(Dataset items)
= = = = =

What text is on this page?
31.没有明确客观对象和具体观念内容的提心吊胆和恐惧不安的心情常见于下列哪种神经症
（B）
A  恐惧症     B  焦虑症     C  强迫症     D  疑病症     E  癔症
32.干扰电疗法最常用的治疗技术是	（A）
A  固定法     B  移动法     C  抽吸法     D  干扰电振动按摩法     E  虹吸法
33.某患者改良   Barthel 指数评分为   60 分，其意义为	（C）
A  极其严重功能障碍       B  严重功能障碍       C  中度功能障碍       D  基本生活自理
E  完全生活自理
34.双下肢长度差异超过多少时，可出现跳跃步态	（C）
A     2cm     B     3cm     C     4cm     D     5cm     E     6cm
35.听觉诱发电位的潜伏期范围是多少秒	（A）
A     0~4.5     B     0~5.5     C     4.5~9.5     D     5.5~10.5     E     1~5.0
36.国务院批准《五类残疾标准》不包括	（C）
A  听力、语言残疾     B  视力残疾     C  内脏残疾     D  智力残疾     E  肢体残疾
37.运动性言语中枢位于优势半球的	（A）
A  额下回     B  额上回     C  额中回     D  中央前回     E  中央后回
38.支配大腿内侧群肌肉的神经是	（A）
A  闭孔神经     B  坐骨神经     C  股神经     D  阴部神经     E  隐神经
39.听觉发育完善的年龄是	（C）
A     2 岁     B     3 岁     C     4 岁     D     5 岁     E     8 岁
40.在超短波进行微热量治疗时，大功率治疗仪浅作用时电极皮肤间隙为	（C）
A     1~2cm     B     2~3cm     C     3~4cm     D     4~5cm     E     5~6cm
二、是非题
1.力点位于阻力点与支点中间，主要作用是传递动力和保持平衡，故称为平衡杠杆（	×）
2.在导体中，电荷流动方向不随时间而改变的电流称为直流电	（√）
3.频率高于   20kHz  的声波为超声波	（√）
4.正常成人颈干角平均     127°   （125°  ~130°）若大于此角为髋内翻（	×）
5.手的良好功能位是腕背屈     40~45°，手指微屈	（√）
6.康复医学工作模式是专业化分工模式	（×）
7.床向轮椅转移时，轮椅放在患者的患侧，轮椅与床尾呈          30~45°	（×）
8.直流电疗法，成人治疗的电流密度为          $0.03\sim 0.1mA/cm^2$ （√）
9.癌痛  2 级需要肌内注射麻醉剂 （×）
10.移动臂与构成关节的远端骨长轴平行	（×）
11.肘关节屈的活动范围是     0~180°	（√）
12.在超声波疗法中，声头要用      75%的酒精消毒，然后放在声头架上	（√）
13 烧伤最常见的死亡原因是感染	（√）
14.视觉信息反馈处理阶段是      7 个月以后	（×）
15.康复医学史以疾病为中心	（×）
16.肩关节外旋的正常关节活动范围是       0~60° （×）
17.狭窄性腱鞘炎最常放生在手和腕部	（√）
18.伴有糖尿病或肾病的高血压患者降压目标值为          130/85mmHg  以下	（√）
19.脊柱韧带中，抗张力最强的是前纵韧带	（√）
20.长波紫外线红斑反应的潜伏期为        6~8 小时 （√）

= = = = =

AIM OF THE EXERCISE. Copy all of the data exactly.

WRITTEN REPLY.
What text is on this page?
31.没有明确客观对象和具体观念内容的提心吊胆和恐惧不安的心情常见于下列哪种神经症
（B）
A  恐惧症     B  焦虑症     C  强迫症     D  疑病症     E  癔症
32.干扰电疗法最常用的治疗技术是	（A）
A  固定法     B  移动法     C  抽吸法     D  干扰电振动按摩法     E  虹吸法
33.某患者改良   Barthel 指数评分为   60 分，其意义为	（C）
A  极其严重功能障碍       B  严重功能障碍       C  中度功能障碍       D  基本生活自理
E  完全生活自理
34.双下肢长度差异超过多少时，可出现跳跃步态	（C）
A     2cm     B     3cm     C     4cm     D     5cm     E     6cm
35.听觉诱发电位的潜伏期范围是多少秒	（A）
A     0~4.5     B     0~5.5     C     4.5~9.5     D     5.5~10.5     E     1~5.0
36.国务院批准《五类残疾标准》不包括	（C）
A  听力、语言残疾     B  视力残疾     C  内脏残疾     D  智力残疾     E  肢体残疾
37.运动性言语中枢位于优势半球的	（A）
A  额下回     B  额上回     C  额中回     D  中央前回     E  中央后回
38.支配大腿内侧群肌肉的神经是	（A）
A  闭孔神经     B  坐骨神经     C  股神经     D  阴部神经     E  隐神经
39.听觉发育完善的年龄是	（C）
A     2 岁     B     3 岁     C     4 岁     D     5 岁     E     8 岁
40.在超短波进行微热量治疗时，大功率治疗仪浅作用时电极皮肤间隙为	（C）
A     1~2cm     B     2~3cm     C     3~4cm     D     4~5cm     E     5~6cm
二、是非题
1.力点位于阻力点与支点中间，主要作用是传递动力和保持平衡，故称为平衡杠杆（	×）
2.在导体中，电荷流动方向不随时间而改变的电流称为直流电	（√）
3.频率高于   20kHz  的声波为超声波	（√）
4.正常成人颈干角平均     127°   （125°  ~130°）若大于此角为髋内翻（	×）
5.手的良好功能位是腕背屈     40~45°，手指微屈	（√）
6.康复医学工作模式是专业化分工模式	（×）
7.床向轮椅转移时，轮椅放在患者的患侧，轮椅与床尾呈          30~45°	（×）
8.直流电疗法，成人治疗的电流密度为          $0.03\sim 0.1mA/cm^2$ （√）
9.癌痛  2 级需要肌内注射麻醉剂 （×）
10.移动臂与构成关节的远端骨长轴平行	（×）
11.肘关节屈的活动范围是     0~180°	（√）
12.在超声波疗法中，声头要用      75%的酒精消毒，然后放在声头架上	（√）
13 烧伤最常见的死亡原因是感染	（√）
14.视觉信息反馈处理阶段是      7 个月以后	（×）
15.康复医学史以疾病为中心	（×）
16.肩关节外旋的正常关节活动范围是       0~60° （×）
17.狭窄性腱鞘炎最常放生在手和腕部	（√）
18.伴有糖尿病或肾病的高血压患者降压目标值为          130/85mmHg  以下	（√）
19.脊柱韧带中，抗张力最强的是前纵韧带	（√）
20.长波紫外线红斑反应的潜伏期为        6~8 小时 （√）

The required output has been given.